TAREFAS A REALIZAR:
(A) Enumere todos os nomes próprios de pessoas e de localidades que constam do excerto sobre racismo no desporto.
(B) Responda, com base no excerto sobre racismo no desporto, às seguintes perguntas:
(i) A propósito de que data comemorativa foram feitas as declarações à Renascença?
(ii) Em que ano entrou a APCVD em atividade?
(iii) Em que cidade fica a sede da APCVD?
(C) Prossiga o excerto sobre racismo no desporto a partir da última frase apresentada.
===== EXCERTO SELECIONADO
21 mar, 2024 - 16:15 • Inês Braga Sampaio
É importante mostrar que os comportamentos racistas em espetáculos desportivos têm consequências, de forma a desencorajá-los e, por outro lado, encorajar a denúncia, conforme explica o presidente da Autoridade para a Prevenção e o Combate à Violência no Desporto (APCVD) à Renascença, a propósito do Dia Internacional da Eliminação da Discriminação Racial.
"A discriminação racial, infelizmente, existe e, tal como na sociedade, também existe e manifesta-se em espetáculos desportivos. Temos tentado aumentar a nossa capacidade de conhecer os casos que existem, porque nem sempre são reportados", assume Rodrigo Cavaleiro.
A APCVD entrou em atividade, com sede em Viseu, em 2019. Desde então, os números de denúncias de racismo, intolerância e outras formas de violência no desporto "têm flutuado, ainda assim, a tendência geral tem sido de um aumento do reporte".
==========
===== OS DADOS
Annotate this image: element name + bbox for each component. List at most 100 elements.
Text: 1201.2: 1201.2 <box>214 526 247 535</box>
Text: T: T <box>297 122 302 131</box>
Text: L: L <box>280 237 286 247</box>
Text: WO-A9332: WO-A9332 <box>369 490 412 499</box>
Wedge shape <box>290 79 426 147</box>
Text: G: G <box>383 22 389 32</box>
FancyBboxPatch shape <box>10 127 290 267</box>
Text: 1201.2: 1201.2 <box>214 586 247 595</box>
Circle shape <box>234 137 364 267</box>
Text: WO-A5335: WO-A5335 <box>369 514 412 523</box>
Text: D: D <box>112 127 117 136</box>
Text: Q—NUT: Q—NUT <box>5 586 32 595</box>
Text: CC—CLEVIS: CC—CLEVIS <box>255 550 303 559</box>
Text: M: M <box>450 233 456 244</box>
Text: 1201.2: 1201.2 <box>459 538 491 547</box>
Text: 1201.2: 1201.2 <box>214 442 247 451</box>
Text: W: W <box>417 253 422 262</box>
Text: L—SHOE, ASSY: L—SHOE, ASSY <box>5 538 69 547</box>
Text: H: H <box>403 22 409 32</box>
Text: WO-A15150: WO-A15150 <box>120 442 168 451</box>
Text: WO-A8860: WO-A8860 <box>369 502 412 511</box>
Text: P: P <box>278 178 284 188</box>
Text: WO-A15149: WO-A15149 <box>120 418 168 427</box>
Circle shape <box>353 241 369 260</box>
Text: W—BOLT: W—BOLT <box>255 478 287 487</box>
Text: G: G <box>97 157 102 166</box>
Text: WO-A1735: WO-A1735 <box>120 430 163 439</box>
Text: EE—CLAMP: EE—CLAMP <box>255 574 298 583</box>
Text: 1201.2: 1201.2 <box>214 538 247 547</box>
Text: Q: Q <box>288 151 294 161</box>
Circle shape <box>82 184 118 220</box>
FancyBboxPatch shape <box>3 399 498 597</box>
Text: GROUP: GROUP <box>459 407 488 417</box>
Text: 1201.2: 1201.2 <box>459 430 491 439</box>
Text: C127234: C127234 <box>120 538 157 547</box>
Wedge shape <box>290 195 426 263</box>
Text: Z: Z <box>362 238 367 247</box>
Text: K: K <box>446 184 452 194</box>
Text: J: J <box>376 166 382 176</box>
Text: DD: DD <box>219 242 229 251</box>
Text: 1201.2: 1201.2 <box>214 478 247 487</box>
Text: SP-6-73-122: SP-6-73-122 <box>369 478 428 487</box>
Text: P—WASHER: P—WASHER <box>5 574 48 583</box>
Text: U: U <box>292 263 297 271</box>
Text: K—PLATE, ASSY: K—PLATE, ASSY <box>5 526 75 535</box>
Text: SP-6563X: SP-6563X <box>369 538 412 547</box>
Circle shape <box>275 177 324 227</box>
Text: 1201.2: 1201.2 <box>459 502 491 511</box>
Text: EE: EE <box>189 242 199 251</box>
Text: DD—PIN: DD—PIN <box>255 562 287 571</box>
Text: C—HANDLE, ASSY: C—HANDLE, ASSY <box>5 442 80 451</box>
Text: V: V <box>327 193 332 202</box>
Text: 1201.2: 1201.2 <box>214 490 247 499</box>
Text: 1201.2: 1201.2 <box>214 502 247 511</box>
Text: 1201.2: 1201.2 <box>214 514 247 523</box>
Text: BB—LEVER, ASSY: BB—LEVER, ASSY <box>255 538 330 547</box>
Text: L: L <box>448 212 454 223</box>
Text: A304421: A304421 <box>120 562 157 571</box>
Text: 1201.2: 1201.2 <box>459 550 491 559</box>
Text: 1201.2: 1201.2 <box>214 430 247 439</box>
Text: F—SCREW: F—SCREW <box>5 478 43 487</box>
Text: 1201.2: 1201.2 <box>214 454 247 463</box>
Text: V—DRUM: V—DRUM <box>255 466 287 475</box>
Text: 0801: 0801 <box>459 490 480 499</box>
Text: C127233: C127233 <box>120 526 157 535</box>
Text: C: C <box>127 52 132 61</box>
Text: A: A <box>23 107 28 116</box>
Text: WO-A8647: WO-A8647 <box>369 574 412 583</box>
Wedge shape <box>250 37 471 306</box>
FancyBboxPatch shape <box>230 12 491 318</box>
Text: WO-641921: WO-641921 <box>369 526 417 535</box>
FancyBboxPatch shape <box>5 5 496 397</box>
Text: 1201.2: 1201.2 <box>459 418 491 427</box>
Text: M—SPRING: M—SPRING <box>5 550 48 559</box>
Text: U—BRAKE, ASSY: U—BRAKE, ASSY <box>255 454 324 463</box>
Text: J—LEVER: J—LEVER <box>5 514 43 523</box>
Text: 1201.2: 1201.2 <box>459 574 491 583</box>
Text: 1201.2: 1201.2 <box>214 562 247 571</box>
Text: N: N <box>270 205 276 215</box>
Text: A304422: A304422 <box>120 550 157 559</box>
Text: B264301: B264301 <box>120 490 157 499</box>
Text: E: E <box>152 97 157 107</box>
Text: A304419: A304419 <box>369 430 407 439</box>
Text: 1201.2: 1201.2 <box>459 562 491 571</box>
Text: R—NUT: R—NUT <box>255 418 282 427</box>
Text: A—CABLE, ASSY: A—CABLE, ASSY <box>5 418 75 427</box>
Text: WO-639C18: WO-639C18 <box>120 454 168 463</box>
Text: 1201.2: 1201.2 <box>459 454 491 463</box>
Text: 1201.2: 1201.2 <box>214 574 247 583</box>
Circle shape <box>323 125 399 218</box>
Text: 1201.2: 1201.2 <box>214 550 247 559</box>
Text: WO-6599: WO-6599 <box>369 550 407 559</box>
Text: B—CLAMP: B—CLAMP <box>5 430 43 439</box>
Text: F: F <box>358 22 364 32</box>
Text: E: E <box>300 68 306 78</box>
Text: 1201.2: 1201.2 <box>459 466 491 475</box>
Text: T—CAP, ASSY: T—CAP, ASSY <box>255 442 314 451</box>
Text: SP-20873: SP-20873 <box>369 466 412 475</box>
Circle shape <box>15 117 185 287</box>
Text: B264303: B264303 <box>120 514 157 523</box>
==========
RESPOSTAS POR TAREFA:
(A)
Inês Braga Sampaio
Rodrigo Cavaleiro
Viseu

(B)
(i) Dia Internacional da Eliminação da Discriminação Racial.
(ii) 2019.
(iii) Viseu.

(C)
Segundo dados fornecidos pela autoridade à Renascença, antes de 2019 tinham sido registadas 21 situações relacionadas com racismo ou xenofobia em contexto de espetáculos desportivos. Desde que a APCVD iniciou atividade, foram denunciados 110 ocorrências: 17 em 2019/20, uma em 2020/21 (o desporto parou e, depois, decorreu sem adeptos, devido à pandemia de covid-19), 21 em 2021/22, 39 em 2022/23 e, à data do levantamento destes dados, tinham sido feitas 11 denúncias em 2023/24.
Do total de 110 denúncias, 39 foram encaminhadas para o Ministério Público por existência de indícios de prática de crime. As restantes 71 deram lugar a processos de contraordenação instruídos pela APCVD.
Nos casos de condenação, para além das coimas aplicadas (entre 1.750 e 50.000 euros), foram também aplicadas 25 medidas de interdição de acesso a recintos desportivos por infrações relacionadas com racismo ou xenofobia.
Para o presidente da APCVD, o acréscimo de denúncias "resulta do aumento da sensibilização do cidadão geral e de todos os intervenientes".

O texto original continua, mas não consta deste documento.